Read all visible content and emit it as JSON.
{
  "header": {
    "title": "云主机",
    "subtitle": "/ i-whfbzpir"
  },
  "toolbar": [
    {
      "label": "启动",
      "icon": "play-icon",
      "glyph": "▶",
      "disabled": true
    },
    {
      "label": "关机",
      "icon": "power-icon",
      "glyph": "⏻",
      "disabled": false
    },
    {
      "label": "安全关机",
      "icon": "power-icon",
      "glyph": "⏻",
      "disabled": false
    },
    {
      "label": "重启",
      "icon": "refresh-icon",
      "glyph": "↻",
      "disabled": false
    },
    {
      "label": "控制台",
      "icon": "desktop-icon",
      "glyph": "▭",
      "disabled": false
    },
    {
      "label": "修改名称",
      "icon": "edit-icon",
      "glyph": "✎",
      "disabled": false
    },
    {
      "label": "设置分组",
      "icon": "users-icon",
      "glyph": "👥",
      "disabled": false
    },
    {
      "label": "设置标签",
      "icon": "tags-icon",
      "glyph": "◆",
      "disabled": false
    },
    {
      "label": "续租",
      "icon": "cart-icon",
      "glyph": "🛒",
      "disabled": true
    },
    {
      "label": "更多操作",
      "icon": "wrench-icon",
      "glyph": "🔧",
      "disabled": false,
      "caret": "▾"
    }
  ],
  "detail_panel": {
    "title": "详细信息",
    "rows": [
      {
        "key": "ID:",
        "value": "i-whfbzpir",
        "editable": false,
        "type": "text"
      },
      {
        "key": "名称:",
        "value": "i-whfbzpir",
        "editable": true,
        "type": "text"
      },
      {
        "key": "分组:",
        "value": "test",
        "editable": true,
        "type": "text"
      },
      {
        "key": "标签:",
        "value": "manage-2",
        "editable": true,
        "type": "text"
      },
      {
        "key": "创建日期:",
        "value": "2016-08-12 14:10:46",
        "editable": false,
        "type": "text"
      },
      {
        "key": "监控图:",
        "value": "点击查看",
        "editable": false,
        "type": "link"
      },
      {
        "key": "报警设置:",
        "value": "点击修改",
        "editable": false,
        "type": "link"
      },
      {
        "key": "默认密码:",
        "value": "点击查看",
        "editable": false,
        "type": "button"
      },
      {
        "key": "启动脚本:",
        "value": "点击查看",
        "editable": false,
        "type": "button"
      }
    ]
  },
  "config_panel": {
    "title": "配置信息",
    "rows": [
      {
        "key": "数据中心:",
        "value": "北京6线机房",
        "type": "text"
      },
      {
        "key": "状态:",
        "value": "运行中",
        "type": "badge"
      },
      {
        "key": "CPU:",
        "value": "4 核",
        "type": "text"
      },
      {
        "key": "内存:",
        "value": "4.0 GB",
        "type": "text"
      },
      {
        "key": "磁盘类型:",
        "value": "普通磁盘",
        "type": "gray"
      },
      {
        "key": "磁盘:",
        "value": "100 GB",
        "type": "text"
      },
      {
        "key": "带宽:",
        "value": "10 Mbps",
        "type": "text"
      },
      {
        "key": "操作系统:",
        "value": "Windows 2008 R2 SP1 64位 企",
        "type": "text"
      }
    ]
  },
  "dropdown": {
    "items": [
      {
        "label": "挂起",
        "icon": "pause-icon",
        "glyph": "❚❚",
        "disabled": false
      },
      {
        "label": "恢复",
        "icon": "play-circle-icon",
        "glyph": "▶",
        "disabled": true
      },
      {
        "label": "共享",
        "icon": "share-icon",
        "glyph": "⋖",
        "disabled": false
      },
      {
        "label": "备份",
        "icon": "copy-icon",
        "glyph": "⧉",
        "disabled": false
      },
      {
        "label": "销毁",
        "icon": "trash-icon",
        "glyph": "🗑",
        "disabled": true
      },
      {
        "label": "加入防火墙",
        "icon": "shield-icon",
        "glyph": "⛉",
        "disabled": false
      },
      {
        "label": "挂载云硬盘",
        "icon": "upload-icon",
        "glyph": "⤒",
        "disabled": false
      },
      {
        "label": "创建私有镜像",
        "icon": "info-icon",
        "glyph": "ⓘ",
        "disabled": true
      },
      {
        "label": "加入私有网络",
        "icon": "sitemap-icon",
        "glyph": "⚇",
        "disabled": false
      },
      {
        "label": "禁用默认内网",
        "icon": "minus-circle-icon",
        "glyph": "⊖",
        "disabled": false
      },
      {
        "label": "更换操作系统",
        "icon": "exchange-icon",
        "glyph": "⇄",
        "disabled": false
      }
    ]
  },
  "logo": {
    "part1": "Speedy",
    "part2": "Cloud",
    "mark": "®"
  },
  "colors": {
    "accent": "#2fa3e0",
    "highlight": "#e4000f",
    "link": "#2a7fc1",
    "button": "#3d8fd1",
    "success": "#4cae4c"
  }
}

◆ ◆ ◆ ◆

WORK TO DO – Type out the whole listing above again, exactly as it stands.

RESULT BELOW –
Read all visible content and emit it as JSON.
{
  "header": {
    "title": "云主机",
    "subtitle": "/ i-whfbzpir"
  },
  "toolbar": [
    {
      "label": "启动",
      "icon": "play-icon",
      "glyph": "▶",
      "disabled": true
    },
    {
      "label": "关机",
      "icon": "power-icon",
      "glyph": "⏻",
      "disabled": false
    },
    {
      "label": "安全关机",
      "icon": "power-icon",
      "glyph": "⏻",
      "disabled": false
    },
    {
      "label": "重启",
      "icon": "refresh-icon",
      "glyph": "↻",
      "disabled": false
    },
    {
      "label": "控制台",
      "icon": "desktop-icon",
      "glyph": "▭",
      "disabled": false
    },
    {
      "label": "修改名称",
      "icon": "edit-icon",
      "glyph": "✎",
      "disabled": false
    },
    {
      "label": "设置分组",
      "icon": "users-icon",
      "glyph": "👥",
      "disabled": false
    },
    {
      "label": "设置标签",
      "icon": "tags-icon",
      "glyph": "◆",
      "disabled": false
    },
    {
      "label": "续租",
      "icon": "cart-icon",
      "glyph": "🛒",
      "disabled": true
    },
    {
      "label": "更多操作",
      "icon": "wrench-icon",
      "glyph": "🔧",
      "disabled": false,
      "caret": "▾"
    }
  ],
  "detail_panel": {
    "title": "详细信息",
    "rows": [
      {
        "key": "ID:",
        "value": "i-whfbzpir",
        "editable": false,
        "type": "text"
      },
      {
        "key": "名称:",
        "value": "i-whfbzpir",
        "editable": true,
        "type": "text"
      },
      {
        "key": "分组:",
        "value": "test",
        "editable": true,
        "type": "text"
      },
      {
        "key": "标签:",
        "value": "manage-2",
        "editable": true,
        "type": "text"
      },
      {
        "key": "创建日期:",
        "value": "2016-08-12 14:10:46",
        "editable": false,
        "type": "text"
      },
      {
        "key": "监控图:",
        "value": "点击查看",
        "editable": false,
        "type": "link"
      },
      {
        "key": "报警设置:",
        "value": "点击修改",
        "editable": false,
        "type": "link"
      },
      {
        "key": "默认密码:",
        "value": "点击查看",
        "editable": false,
        "type": "button"
      },
      {
        "key": "启动脚本:",
        "value": "点击查看",
        "editable": false,
        "type": "button"
      }
    ]
  },
  "config_panel": {
    "title": "配置信息",
    "rows": [
      {
        "key": "数据中心:",
        "value": "北京6线机房",
        "type": "text"
      },
      {
        "key": "状态:",
        "value": "运行中",
        "type": "badge"
      },
      {
        "key": "CPU:",
        "value": "4 核",
        "type": "text"
      },
      {
        "key": "内存:",
        "value": "4.0 GB",
        "type": "text"
      },
      {
        "key": "磁盘类型:",
        "value": "普通磁盘",
        "type": "gray"
      },
      {
        "key": "磁盘:",
        "value": "100 GB",
        "type": "text"
      },
      {
        "key": "带宽:",
        "value": "10 Mbps",
        "type": "text"
      },
      {
        "key": "操作系统:",
        "value": "Windows 2008 R2 SP1 64位 企",
        "type": "text"
      }
    ]
  },
  "dropdown": {
    "items": [
      {
        "label": "挂起",
        "icon": "pause-icon",
        "glyph": "❚❚",
        "disabled": false
      },
      {
        "label": "恢复",
        "icon": "play-circle-icon",
        "glyph": "▶",
        "disabled": true
      },
      {
        "label": "共享",
        "icon": "share-icon",
        "glyph": "⋖",
        "disabled": false
      },
      {
        "label": "备份",
        "icon": "copy-icon",
        "glyph": "⧉",
        "disabled": false
      },
      {
        "label": "销毁",
        "icon": "trash-icon",
        "glyph": "🗑",
        "disabled": true
      },
      {
        "label": "加入防火墙",
        "icon": "shield-icon",
        "glyph": "⛉",
        "disabled": false
      },
      {
        "label": "挂载云硬盘",
        "icon": "upload-icon",
        "glyph": "⤒",
        "disabled": false
      },
      {
        "label": "创建私有镜像",
        "icon": "info-icon",
        "glyph": "ⓘ",
        "disabled": true
      },
      {
        "label": "加入私有网络",
        "icon": "sitemap-icon",
        "glyph": "⚇",
        "disabled": false
      },
      {
        "label": "禁用默认内网",
        "icon": "minus-circle-icon",
        "glyph": "⊖",
        "disabled": false
      },
      {
        "label": "更换操作系统",
        "icon": "exchange-icon",
        "glyph": "⇄",
        "disabled": false
      }
    ]
  },
  "logo": {
    "part1": "Speedy",
    "part2": "Cloud",
    "mark": "®"
  },
  "colors": {
    "accent": "#2fa3e0",
    "highlight": "#e4000f",
    "link": "#2a7fc1",
    "button": "#3d8fd1",
    "success": "#4cae4c"
  }
}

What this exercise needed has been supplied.